Report every line from the material that contains the word "أيام".

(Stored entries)
☆ ☆ ☆ ☆

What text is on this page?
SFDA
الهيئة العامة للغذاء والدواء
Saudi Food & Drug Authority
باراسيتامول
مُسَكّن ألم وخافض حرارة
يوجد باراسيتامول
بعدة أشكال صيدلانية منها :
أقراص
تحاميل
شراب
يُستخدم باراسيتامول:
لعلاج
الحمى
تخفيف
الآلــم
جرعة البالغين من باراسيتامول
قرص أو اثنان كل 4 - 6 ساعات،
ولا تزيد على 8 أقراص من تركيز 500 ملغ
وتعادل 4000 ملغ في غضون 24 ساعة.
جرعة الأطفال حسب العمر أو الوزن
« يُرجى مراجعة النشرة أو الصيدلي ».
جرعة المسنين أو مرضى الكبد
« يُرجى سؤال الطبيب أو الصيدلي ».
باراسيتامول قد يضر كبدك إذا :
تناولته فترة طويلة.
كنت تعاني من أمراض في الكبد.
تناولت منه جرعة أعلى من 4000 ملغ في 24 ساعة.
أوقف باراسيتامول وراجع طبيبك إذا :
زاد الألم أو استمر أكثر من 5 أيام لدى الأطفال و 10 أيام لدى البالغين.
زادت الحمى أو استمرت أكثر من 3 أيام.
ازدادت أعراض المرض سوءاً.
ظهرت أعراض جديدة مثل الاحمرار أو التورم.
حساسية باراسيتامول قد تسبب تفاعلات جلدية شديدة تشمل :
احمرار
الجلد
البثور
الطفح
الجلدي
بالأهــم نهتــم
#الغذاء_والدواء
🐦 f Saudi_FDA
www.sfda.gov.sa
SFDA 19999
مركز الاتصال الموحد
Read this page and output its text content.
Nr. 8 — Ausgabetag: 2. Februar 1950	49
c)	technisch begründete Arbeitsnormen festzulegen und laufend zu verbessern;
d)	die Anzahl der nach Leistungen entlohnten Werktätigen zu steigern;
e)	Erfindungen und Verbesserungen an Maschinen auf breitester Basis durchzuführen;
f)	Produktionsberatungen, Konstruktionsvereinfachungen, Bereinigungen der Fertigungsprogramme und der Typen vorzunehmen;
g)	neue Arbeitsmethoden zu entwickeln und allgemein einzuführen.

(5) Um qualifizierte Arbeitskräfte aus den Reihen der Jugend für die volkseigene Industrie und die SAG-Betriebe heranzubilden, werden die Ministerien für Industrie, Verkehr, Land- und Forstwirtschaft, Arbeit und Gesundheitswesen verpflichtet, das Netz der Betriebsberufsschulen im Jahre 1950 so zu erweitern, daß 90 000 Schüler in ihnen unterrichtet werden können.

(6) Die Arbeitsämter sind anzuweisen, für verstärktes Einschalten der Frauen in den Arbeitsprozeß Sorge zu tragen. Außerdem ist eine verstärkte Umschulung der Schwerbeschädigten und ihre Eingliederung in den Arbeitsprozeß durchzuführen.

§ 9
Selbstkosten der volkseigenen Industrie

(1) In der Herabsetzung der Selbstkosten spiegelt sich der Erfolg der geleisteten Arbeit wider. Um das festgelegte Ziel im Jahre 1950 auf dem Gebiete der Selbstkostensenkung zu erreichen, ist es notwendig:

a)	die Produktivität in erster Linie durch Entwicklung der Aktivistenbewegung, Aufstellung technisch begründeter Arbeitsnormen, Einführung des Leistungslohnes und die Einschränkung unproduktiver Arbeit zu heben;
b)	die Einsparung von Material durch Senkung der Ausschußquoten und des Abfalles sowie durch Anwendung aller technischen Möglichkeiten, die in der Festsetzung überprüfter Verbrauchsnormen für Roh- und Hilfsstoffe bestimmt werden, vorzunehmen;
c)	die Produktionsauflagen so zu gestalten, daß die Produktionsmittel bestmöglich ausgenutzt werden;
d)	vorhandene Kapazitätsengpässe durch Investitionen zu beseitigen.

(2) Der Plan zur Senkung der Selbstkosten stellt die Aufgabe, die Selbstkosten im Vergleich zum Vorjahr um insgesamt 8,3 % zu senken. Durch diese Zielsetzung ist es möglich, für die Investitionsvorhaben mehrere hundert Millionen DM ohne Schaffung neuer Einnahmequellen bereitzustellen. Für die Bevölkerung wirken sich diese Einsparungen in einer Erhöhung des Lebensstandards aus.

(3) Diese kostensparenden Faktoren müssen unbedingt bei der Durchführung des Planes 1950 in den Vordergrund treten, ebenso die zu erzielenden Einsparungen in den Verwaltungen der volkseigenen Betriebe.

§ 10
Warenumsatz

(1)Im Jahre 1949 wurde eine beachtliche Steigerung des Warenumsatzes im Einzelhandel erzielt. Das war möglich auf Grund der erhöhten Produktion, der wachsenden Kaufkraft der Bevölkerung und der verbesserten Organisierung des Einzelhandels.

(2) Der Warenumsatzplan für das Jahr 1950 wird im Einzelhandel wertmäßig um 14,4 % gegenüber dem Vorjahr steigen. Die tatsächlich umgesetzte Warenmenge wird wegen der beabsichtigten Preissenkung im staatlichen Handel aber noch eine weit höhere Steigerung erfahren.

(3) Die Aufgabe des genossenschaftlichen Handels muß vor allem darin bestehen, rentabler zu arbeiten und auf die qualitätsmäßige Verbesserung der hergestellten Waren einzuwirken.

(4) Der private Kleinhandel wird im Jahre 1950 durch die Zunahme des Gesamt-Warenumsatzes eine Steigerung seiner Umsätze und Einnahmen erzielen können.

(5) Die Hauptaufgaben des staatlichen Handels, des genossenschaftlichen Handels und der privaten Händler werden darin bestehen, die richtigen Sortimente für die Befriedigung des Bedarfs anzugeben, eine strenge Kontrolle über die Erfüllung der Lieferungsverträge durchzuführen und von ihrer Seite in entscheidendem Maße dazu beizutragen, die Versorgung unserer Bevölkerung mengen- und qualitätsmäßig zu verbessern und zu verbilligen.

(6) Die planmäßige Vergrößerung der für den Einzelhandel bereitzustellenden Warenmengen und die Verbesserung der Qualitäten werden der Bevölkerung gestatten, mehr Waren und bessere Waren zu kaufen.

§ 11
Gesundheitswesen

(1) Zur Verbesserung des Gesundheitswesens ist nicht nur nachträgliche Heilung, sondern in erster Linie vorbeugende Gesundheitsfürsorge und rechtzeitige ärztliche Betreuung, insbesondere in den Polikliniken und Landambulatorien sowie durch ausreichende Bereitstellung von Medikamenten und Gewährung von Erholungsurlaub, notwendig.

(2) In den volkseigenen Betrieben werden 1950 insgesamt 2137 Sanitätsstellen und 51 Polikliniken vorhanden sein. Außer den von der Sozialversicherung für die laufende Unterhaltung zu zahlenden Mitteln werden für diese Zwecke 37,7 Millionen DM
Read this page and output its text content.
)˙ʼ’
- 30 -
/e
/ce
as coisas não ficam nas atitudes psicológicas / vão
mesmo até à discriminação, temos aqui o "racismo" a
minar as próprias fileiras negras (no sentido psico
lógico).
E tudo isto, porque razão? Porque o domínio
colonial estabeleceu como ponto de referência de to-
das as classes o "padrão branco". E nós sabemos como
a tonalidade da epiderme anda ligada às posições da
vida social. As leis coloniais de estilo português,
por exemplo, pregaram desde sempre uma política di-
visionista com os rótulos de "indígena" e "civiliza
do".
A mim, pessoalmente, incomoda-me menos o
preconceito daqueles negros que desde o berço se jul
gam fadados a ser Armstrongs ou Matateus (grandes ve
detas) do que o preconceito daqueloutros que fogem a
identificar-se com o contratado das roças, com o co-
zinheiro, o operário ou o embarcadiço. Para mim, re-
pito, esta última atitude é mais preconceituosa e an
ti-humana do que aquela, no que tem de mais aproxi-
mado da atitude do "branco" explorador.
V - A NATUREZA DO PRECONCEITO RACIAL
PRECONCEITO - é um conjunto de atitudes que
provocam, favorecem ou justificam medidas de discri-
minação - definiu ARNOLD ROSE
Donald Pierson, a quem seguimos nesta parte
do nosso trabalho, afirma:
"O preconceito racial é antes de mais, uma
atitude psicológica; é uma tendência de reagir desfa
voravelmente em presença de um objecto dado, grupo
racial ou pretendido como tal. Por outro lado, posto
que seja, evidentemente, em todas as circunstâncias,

☆ ☆ ☆ ☆

-- Response below --
زاد الألم أو استمر أكثر من 5 أيام لدى الأطفال و 10 أيام لدى البالغين.
زادت الحمى أو استمرت أكثر من 3 أيام.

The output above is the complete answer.